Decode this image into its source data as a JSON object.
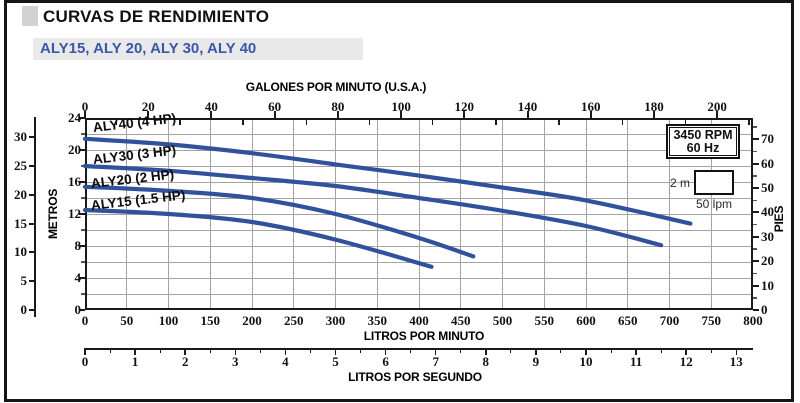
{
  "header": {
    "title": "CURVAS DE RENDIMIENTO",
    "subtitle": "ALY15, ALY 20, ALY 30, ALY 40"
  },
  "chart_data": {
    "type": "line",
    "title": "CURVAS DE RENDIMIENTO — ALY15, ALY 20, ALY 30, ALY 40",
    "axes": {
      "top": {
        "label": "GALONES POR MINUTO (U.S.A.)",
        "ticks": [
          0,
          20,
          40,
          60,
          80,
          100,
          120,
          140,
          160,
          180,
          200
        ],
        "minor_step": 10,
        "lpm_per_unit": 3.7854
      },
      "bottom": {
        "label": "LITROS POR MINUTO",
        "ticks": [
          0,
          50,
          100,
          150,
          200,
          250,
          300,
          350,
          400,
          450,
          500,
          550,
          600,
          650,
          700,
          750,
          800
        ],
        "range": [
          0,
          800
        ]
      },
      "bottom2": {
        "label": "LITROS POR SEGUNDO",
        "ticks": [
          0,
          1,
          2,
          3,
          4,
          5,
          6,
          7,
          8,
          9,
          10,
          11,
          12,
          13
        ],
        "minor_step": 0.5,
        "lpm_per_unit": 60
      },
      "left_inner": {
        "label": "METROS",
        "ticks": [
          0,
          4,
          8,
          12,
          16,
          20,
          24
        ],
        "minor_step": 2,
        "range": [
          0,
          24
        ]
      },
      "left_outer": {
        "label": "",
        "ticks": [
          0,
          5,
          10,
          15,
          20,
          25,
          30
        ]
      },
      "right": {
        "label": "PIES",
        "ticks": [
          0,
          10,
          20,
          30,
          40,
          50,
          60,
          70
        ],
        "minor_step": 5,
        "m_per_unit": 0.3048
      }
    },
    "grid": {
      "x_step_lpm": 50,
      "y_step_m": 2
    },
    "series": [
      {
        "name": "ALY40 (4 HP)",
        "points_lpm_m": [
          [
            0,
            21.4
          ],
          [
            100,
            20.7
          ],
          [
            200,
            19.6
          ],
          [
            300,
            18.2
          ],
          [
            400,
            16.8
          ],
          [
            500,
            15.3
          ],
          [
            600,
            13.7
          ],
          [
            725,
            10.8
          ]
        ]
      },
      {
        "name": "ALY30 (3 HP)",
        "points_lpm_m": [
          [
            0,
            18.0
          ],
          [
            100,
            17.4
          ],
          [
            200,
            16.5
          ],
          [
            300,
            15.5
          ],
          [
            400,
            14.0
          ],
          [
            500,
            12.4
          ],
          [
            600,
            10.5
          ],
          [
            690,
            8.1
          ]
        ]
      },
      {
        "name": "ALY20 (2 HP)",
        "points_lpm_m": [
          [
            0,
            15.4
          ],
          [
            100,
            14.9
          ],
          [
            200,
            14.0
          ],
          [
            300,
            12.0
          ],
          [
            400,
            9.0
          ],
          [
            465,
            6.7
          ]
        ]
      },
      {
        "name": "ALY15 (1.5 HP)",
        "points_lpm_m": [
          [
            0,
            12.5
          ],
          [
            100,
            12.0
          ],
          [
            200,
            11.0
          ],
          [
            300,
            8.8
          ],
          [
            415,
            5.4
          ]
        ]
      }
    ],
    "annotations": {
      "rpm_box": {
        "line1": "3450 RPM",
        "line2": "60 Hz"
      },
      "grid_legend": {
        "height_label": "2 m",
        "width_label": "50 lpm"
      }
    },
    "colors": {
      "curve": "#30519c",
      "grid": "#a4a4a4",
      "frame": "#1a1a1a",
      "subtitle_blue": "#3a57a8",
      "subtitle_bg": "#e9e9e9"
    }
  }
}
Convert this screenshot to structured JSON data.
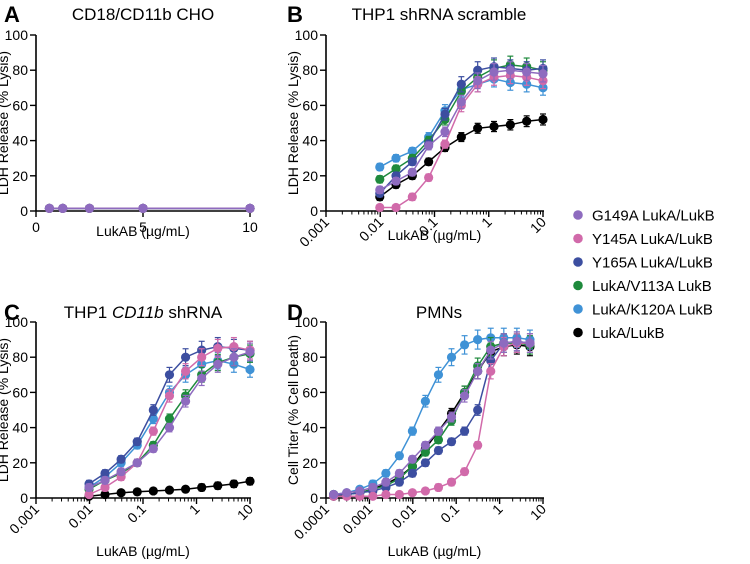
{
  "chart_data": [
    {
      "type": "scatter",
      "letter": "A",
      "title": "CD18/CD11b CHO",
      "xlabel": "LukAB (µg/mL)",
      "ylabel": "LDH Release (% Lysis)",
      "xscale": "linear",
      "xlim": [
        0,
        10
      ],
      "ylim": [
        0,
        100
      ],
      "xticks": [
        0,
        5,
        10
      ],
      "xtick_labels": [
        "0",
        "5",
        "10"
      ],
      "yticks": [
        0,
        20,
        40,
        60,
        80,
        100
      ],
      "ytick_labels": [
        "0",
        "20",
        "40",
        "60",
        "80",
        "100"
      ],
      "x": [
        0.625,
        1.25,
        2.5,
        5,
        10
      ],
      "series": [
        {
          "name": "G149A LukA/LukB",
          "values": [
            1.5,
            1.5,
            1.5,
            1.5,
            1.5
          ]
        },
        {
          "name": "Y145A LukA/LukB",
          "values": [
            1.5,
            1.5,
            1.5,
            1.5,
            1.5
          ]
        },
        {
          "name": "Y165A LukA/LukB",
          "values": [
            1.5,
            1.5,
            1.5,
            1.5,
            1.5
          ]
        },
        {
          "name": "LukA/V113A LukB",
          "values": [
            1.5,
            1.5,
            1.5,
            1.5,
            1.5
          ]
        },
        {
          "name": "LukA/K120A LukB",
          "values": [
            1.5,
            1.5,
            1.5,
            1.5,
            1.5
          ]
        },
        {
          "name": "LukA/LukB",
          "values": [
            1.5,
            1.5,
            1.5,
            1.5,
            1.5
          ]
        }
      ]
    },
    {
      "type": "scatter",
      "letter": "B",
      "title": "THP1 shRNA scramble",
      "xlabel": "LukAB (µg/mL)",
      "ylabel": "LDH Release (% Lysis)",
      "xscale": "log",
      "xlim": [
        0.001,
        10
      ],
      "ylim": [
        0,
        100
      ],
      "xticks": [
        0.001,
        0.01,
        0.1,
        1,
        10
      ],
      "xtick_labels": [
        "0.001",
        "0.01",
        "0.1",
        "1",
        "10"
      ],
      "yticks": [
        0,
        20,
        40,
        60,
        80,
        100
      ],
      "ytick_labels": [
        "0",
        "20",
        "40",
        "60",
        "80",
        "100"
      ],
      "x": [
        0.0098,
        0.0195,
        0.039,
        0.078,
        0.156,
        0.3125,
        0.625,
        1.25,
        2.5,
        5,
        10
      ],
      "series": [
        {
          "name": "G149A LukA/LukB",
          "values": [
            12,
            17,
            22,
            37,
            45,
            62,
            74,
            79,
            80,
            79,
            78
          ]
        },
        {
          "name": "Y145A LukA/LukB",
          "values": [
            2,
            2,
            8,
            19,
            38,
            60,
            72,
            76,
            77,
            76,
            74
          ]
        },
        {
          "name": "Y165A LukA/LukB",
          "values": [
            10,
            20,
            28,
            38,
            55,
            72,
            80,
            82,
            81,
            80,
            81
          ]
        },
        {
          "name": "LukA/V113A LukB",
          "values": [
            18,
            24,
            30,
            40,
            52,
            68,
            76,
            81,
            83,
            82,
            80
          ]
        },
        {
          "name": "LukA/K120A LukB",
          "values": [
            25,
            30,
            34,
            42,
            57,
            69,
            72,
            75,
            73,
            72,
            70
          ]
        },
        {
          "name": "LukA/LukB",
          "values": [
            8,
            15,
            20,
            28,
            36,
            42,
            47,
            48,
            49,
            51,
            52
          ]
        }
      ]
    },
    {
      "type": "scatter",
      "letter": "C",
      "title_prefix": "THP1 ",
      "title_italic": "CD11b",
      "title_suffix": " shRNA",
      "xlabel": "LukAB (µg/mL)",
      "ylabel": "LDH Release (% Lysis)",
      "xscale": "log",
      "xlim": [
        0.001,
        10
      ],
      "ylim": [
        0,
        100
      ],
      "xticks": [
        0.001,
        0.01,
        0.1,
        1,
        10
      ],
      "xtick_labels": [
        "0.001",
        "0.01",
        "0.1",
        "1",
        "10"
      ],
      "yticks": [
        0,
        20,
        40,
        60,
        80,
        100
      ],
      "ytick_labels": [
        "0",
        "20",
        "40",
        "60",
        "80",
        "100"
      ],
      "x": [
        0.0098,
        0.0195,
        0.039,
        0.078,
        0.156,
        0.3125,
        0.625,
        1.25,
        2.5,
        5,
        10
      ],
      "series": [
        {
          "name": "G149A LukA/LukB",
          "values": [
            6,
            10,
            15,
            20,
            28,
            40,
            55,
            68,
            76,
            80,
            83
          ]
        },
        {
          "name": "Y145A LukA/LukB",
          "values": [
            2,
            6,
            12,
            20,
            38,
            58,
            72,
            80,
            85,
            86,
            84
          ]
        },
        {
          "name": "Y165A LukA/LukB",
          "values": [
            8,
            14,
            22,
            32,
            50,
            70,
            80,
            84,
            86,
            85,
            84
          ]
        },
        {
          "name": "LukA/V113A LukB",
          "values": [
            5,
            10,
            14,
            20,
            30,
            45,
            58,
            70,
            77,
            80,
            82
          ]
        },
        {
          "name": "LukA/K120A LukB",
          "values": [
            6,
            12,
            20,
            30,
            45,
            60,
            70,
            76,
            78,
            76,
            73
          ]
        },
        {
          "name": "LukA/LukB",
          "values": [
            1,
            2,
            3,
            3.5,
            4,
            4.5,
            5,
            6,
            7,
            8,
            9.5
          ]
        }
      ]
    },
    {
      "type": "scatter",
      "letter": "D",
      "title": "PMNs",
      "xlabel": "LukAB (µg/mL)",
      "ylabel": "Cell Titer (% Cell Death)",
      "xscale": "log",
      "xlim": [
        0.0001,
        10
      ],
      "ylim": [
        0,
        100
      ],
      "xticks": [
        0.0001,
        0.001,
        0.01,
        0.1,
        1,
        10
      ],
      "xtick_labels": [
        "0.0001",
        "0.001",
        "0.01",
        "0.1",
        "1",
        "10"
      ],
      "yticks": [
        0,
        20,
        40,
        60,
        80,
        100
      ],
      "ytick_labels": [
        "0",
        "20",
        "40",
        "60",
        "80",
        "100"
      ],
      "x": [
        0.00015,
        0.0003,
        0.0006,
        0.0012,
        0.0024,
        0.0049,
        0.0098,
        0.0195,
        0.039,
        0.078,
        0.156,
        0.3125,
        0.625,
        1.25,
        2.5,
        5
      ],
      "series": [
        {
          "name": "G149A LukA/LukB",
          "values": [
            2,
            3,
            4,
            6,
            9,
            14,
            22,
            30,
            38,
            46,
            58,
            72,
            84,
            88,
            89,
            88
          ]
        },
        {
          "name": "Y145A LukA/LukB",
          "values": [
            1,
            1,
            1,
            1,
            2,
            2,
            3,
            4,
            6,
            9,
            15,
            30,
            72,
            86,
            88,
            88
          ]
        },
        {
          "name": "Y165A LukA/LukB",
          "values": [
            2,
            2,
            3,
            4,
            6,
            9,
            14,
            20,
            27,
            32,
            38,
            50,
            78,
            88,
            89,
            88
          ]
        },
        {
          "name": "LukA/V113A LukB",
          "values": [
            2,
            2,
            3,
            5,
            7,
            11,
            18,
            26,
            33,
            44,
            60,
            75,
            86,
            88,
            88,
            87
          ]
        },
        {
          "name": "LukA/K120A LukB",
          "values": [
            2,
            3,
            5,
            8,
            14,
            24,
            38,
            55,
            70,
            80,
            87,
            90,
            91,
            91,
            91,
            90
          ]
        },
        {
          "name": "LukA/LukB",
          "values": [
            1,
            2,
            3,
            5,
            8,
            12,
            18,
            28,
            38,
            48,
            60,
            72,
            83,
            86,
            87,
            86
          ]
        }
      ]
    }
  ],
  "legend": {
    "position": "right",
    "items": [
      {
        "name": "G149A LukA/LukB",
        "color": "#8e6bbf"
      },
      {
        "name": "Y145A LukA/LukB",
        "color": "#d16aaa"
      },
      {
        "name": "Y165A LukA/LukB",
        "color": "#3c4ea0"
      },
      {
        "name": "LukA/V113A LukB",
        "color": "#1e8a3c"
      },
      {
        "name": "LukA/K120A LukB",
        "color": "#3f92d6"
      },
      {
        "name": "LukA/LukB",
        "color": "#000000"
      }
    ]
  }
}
+---+
◆ What is asked ◆
Note every line above where the string "LITROS" shows up, and copy those lines.

◆ Expected answer ◆
        "label": "LITROS POR MINUTO",
        "label": "LITROS POR SEGUNDO",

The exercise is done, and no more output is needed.